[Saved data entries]
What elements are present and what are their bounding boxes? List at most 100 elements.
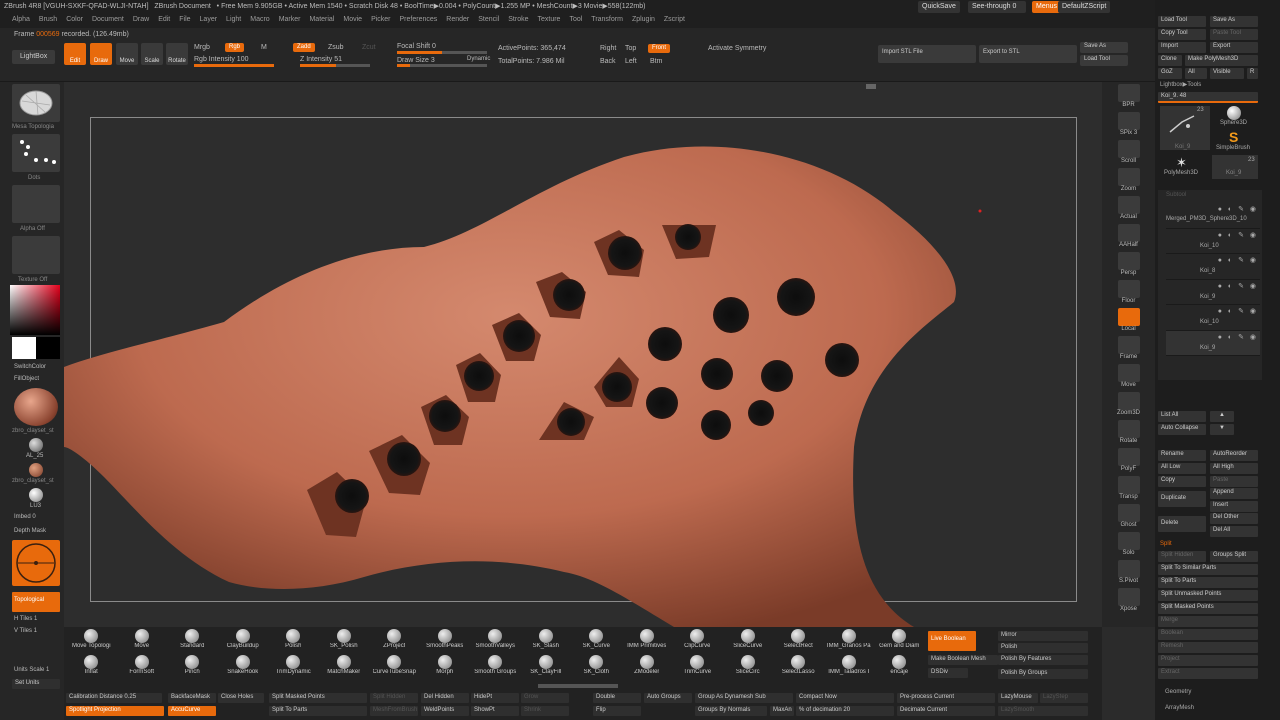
maxangle-slider[interactable]: MaxAn <box>770 706 794 716</box>
view-bottom-button[interactable]: Btm <box>650 58 662 65</box>
tray-spix-3-button[interactable]: SPix 3 <box>1102 112 1155 137</box>
backfacemask-button[interactable]: BackfaceMask <box>168 693 216 703</box>
brush-trimcurve[interactable]: TrimCurve <box>672 655 723 681</box>
color-picker[interactable] <box>10 285 60 335</box>
brush-morph[interactable]: Morph <box>420 655 471 681</box>
menus-button[interactable]: Menus <box>1032 1 1062 13</box>
subtool-item[interactable]: ● ◐ ✎ ◉ Koi_10 <box>1166 229 1260 254</box>
move-down-button[interactable]: ▼ <box>1210 424 1234 435</box>
brush-move-topologi[interactable]: Move Topologi <box>66 629 117 655</box>
tray-zoom-button[interactable]: Zoom <box>1102 168 1155 193</box>
subtool-header[interactable]: Subtool <box>1166 192 1186 198</box>
brush-palette-scroll[interactable] <box>538 684 618 688</box>
menu-layer[interactable]: Layer <box>200 16 218 23</box>
split-to-parts-button[interactable]: Split To Parts <box>269 706 367 716</box>
draw-size-slider[interactable]: Draw Size 3 <box>397 57 435 64</box>
compact-now-button[interactable]: Compact Now <box>796 693 894 703</box>
autoreorder-button[interactable]: AutoReorder <box>1210 450 1258 461</box>
project-section[interactable]: Project <box>1158 655 1258 666</box>
brush-sk-polish[interactable]: SK_Polish <box>319 629 370 655</box>
menu-document[interactable]: Document <box>92 16 124 23</box>
tray-transp-button[interactable]: Transp <box>1102 476 1155 501</box>
brush-inflat[interactable]: Inflat <box>66 655 117 681</box>
brush-sk-curve[interactable]: SK_Curve <box>571 629 622 655</box>
tray-polyf-button[interactable]: PolyF <box>1102 448 1155 473</box>
clone-button[interactable]: Clone <box>1158 55 1182 66</box>
menu-tool[interactable]: Tool <box>569 16 582 23</box>
split-masked-points-panel-button[interactable]: Split Masked Points <box>1158 603 1258 614</box>
view-right-button[interactable]: Right <box>600 45 616 52</box>
lazysmooth-slider[interactable]: LazySmooth <box>998 706 1088 716</box>
hidept-button[interactable]: HidePt <box>471 693 519 703</box>
polish-by-features-slider[interactable]: Polish By Features <box>998 655 1088 665</box>
menu-file[interactable]: File <box>179 16 190 23</box>
move-up-button[interactable]: ▲ <box>1210 411 1234 422</box>
menu-draw[interactable]: Draw <box>133 16 149 23</box>
split-hidden-panel-button[interactable]: Split Hidden <box>1158 551 1206 562</box>
topological-button[interactable]: Topological <box>12 592 60 612</box>
menu-light[interactable]: Light <box>226 16 241 23</box>
goz-visible-button[interactable]: Visible <box>1210 68 1244 79</box>
goz-button[interactable]: GoZ <box>1158 68 1182 79</box>
brush-encaje[interactable]: encaje <box>874 655 925 681</box>
auto-collapse-button[interactable]: Auto Collapse <box>1158 424 1206 435</box>
zadd-toggle[interactable]: Zadd <box>293 43 315 52</box>
material-sphere[interactable] <box>14 388 58 426</box>
brush-sk-cloth[interactable]: SK_Cloth <box>571 655 622 681</box>
split-hidden-button[interactable]: Split Hidden <box>370 693 418 703</box>
export-stl-button[interactable]: Export to STL <box>979 45 1077 63</box>
polish-slider[interactable]: Polish <box>998 643 1088 653</box>
texture-thumbnail[interactable] <box>12 236 60 274</box>
koi-model[interactable] <box>64 117 1102 627</box>
brush-sk-clayfill[interactable]: SK_ClayFill <box>521 655 572 681</box>
make-polymesh-button[interactable]: Make PolyMesh3D <box>1185 55 1258 66</box>
material2-icon[interactable] <box>29 463 43 477</box>
menu-zscript[interactable]: Zscript <box>664 16 685 23</box>
brush-curvetubesnap[interactable]: CurveTubeSnap <box>369 655 420 681</box>
menu-color[interactable]: Color <box>66 16 83 23</box>
menu-brush[interactable]: Brush <box>39 16 57 23</box>
brush-zmodeler[interactable]: ZModeler <box>622 655 673 681</box>
load-tool-panel-button[interactable]: Load Tool <box>1158 16 1206 27</box>
menu-stroke[interactable]: Stroke <box>508 16 528 23</box>
tray-xpose-button[interactable]: Xpose <box>1102 588 1155 613</box>
lazystep-slider[interactable]: LazyStep <box>1040 693 1088 703</box>
arraymesh-section[interactable]: ArrayMesh <box>1165 705 1194 711</box>
save-as-button[interactable]: Save As <box>1080 42 1128 53</box>
brush-pinch[interactable]: Pinch <box>167 655 218 681</box>
split-to-similar-parts-button[interactable]: Split To Similar Parts <box>1158 564 1258 575</box>
brush-imm-granos-pa[interactable]: IMM_Granos Pa <box>824 629 875 655</box>
insert-button[interactable]: Insert <box>1210 501 1258 512</box>
spotlight-projection-button[interactable]: Spotlight Projection <box>66 706 164 716</box>
grow-button[interactable]: Grow <box>521 693 569 703</box>
subtool-item[interactable]: ● ◐ ✎ ◉ Merged_PM3D_Sphere3D_10 <box>1166 203 1260 229</box>
append-button[interactable]: Append <box>1210 488 1258 499</box>
set-units-button[interactable]: Set Units <box>12 679 60 689</box>
subtool-item[interactable]: ● ◐ ✎ ◉ Koi_8 <box>1166 254 1260 280</box>
all-high-button[interactable]: All High <box>1210 463 1258 474</box>
dsdiv-button[interactable]: DSDiv <box>928 668 968 678</box>
split-masked-points-button[interactable]: Split Masked Points <box>269 693 367 703</box>
tray-frame-button[interactable]: Frame <box>1102 336 1155 361</box>
split-section-header[interactable]: Split <box>1160 541 1172 547</box>
boolean-section[interactable]: Boolean <box>1158 629 1258 640</box>
export-button[interactable]: Export <box>1210 42 1258 53</box>
brush-claybuildup[interactable]: ClayBuildup <box>218 629 269 655</box>
brush-smoothpeaks[interactable]: SmoothPeaks <box>420 629 471 655</box>
v-tiles-slider[interactable]: V Tiles 1 <box>14 628 37 634</box>
switchcolor-button[interactable]: SwitchColor <box>14 364 46 370</box>
subtool-visibility-icon[interactable]: ● ◐ ✎ ◉ <box>1218 282 1258 290</box>
rotate-button[interactable]: Rotate <box>166 43 188 65</box>
menu-preferences[interactable]: Preferences <box>400 16 438 23</box>
live-boolean-button[interactable]: Live Boolean <box>928 631 976 651</box>
menu-material[interactable]: Material <box>309 16 334 23</box>
paste-tool-button[interactable]: Paste Tool <box>1210 29 1258 40</box>
paste-button[interactable]: Paste <box>1210 476 1258 487</box>
zcut-toggle[interactable]: Zcut <box>362 44 376 51</box>
merge-section[interactable]: Merge <box>1158 616 1258 627</box>
tray-ghost-button[interactable]: Ghost <box>1102 504 1155 529</box>
mrgb-toggle[interactable]: Mrgb <box>194 44 210 51</box>
sphere3d-icon[interactable] <box>1227 106 1241 120</box>
menu-picker[interactable]: Picker <box>371 16 390 23</box>
polish-by-groups-slider[interactable]: Polish By Groups <box>998 669 1088 679</box>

== REQUIREMENTS ==
Copy out every line of the rows above word for word, omitting the pictures.

== SOLVED EXERCISE ==
What elements are present and what are their bounding boxes? List at most 100 elements.
maxangle-slider[interactable]: MaxAn <box>770 706 794 716</box>
view-bottom-button[interactable]: Btm <box>650 58 662 65</box>
tray-spix-3-button[interactable]: SPix 3 <box>1102 112 1155 137</box>
backfacemask-button[interactable]: BackfaceMask <box>168 693 216 703</box>
brush-trimcurve[interactable]: TrimCurve <box>672 655 723 681</box>
color-picker[interactable] <box>10 285 60 335</box>
brush-morph[interactable]: Morph <box>420 655 471 681</box>
menus-button[interactable]: Menus <box>1032 1 1062 13</box>
subtool-item[interactable]: ● ◐ ✎ ◉ Koi_10 <box>1166 229 1260 254</box>
move-down-button[interactable]: ▼ <box>1210 424 1234 435</box>
brush-move-topologi[interactable]: Move Topologi <box>66 629 117 655</box>
tray-zoom-button[interactable]: Zoom <box>1102 168 1155 193</box>
subtool-header[interactable]: Subtool <box>1166 192 1186 198</box>
brush-palette-scroll[interactable] <box>538 684 618 688</box>
menu-layer[interactable]: Layer <box>200 16 218 23</box>
split-to-parts-button[interactable]: Split To Parts <box>269 706 367 716</box>
draw-size-slider[interactable]: Draw Size 3 <box>397 57 435 64</box>
compact-now-button[interactable]: Compact Now <box>796 693 894 703</box>
autoreorder-button[interactable]: AutoReorder <box>1210 450 1258 461</box>
project-section[interactable]: Project <box>1158 655 1258 666</box>
brush-sk-polish[interactable]: SK_Polish <box>319 629 370 655</box>
menu-document[interactable]: Document <box>92 16 124 23</box>
tray-transp-button[interactable]: Transp <box>1102 476 1155 501</box>
brush-inflat[interactable]: Inflat <box>66 655 117 681</box>
brush-sk-curve[interactable]: SK_Curve <box>571 629 622 655</box>
tray-polyf-button[interactable]: PolyF <box>1102 448 1155 473</box>
clone-button[interactable]: Clone <box>1158 55 1182 66</box>
menu-tool[interactable]: Tool <box>569 16 582 23</box>
split-masked-points-panel-button[interactable]: Split Masked Points <box>1158 603 1258 614</box>
view-right-button[interactable]: Right <box>600 45 616 52</box>
lazysmooth-slider[interactable]: LazySmooth <box>998 706 1088 716</box>
hidept-button[interactable]: HidePt <box>471 693 519 703</box>
polish-by-features-slider[interactable]: Polish By Features <box>998 655 1088 665</box>
menu-file[interactable]: File <box>179 16 190 23</box>
move-up-button[interactable]: ▲ <box>1210 411 1234 422</box>
menu-draw[interactable]: Draw <box>133 16 149 23</box>
split-hidden-panel-button[interactable]: Split Hidden <box>1158 551 1206 562</box>
topological-button[interactable]: Topological <box>12 592 60 612</box>
menu-light[interactable]: Light <box>226 16 241 23</box>
goz-visible-button[interactable]: Visible <box>1210 68 1244 79</box>
goz-button[interactable]: GoZ <box>1158 68 1182 79</box>
brush-encaje[interactable]: encaje <box>874 655 925 681</box>
auto-collapse-button[interactable]: Auto Collapse <box>1158 424 1206 435</box>
zadd-toggle[interactable]: Zadd <box>293 43 315 52</box>
material-sphere[interactable] <box>14 388 58 426</box>
brush-sk-cloth[interactable]: SK_Cloth <box>571 655 622 681</box>
split-hidden-button[interactable]: Split Hidden <box>370 693 418 703</box>
export-stl-button[interactable]: Export to STL <box>979 45 1077 63</box>
polish-slider[interactable]: Polish <box>998 643 1088 653</box>
texture-thumbnail[interactable] <box>12 236 60 274</box>
koi-model[interactable] <box>64 117 1102 627</box>
brush-sk-clayfill[interactable]: SK_ClayFill <box>521 655 572 681</box>
make-polymesh-button[interactable]: Make PolyMesh3D <box>1185 55 1258 66</box>
material2-icon[interactable] <box>29 463 43 477</box>
menu-zscript[interactable]: Zscript <box>664 16 685 23</box>
brush-curvetubesnap[interactable]: CurveTubeSnap <box>369 655 420 681</box>
menu-color[interactable]: Color <box>66 16 83 23</box>
menu-brush[interactable]: Brush <box>39 16 57 23</box>
brush-zmodeler[interactable]: ZModeler <box>622 655 673 681</box>
load-tool-panel-button[interactable]: Load Tool <box>1158 16 1206 27</box>
menu-stroke[interactable]: Stroke <box>508 16 528 23</box>
tray-xpose-button[interactable]: Xpose <box>1102 588 1155 613</box>
lazystep-slider[interactable]: LazyStep <box>1040 693 1088 703</box>
arraymesh-section[interactable]: ArrayMesh <box>1165 705 1194 711</box>
save-as-button[interactable]: Save As <box>1080 42 1128 53</box>
brush-pinch[interactable]: Pinch <box>167 655 218 681</box>
split-to-similar-parts-button[interactable]: Split To Similar Parts <box>1158 564 1258 575</box>
brush-imm-granos-pa[interactable]: IMM_Granos Pa <box>824 629 875 655</box>
insert-button[interactable]: Insert <box>1210 501 1258 512</box>
spotlight-projection-button[interactable]: Spotlight Projection <box>66 706 164 716</box>
grow-button[interactable]: Grow <box>521 693 569 703</box>
subtool-item[interactable]: ● ◐ ✎ ◉ Merged_PM3D_Sphere3D_10 <box>1166 203 1260 229</box>
append-button[interactable]: Append <box>1210 488 1258 499</box>
set-units-button[interactable]: Set Units <box>12 679 60 689</box>
subtool-item[interactable]: ● ◐ ✎ ◉ Koi_8 <box>1166 254 1260 280</box>
all-high-button[interactable]: All High <box>1210 463 1258 474</box>
dsdiv-button[interactable]: DSDiv <box>928 668 968 678</box>
split-masked-points-button[interactable]: Split Masked Points <box>269 693 367 703</box>
tray-frame-button[interactable]: Frame <box>1102 336 1155 361</box>
split-section-header[interactable]: Split <box>1160 541 1172 547</box>
boolean-section[interactable]: Boolean <box>1158 629 1258 640</box>
export-button[interactable]: Export <box>1210 42 1258 53</box>
brush-claybuildup[interactable]: ClayBuildup <box>218 629 269 655</box>
brush-smoothpeaks[interactable]: SmoothPeaks <box>420 629 471 655</box>
v-tiles-slider[interactable]: V Tiles 1 <box>14 628 37 634</box>
switchcolor-button[interactable]: SwitchColor <box>14 364 46 370</box>
subtool-visibility-icon[interactable]: ● ◐ ✎ ◉ <box>1218 282 1258 290</box>
rotate-button[interactable]: Rotate <box>166 43 188 65</box>
menu-preferences[interactable]: Preferences <box>400 16 438 23</box>
live-boolean-button[interactable]: Live Boolean <box>928 631 976 651</box>
menu-material[interactable]: Material <box>309 16 334 23</box>
paste-tool-button[interactable]: Paste Tool <box>1210 29 1258 40</box>
paste-button[interactable]: Paste <box>1210 476 1258 487</box>
zcut-toggle[interactable]: Zcut <box>362 44 376 51</box>
merge-section[interactable]: Merge <box>1158 616 1258 627</box>
tray-ghost-button[interactable]: Ghost <box>1102 504 1155 529</box>
mrgb-toggle[interactable]: Mrgb <box>194 44 210 51</box>
sphere3d-icon[interactable] <box>1227 106 1241 120</box>
menu-picker[interactable]: Picker <box>371 16 390 23</box>
polish-by-groups-slider[interactable]: Polish By Groups <box>998 669 1088 679</box>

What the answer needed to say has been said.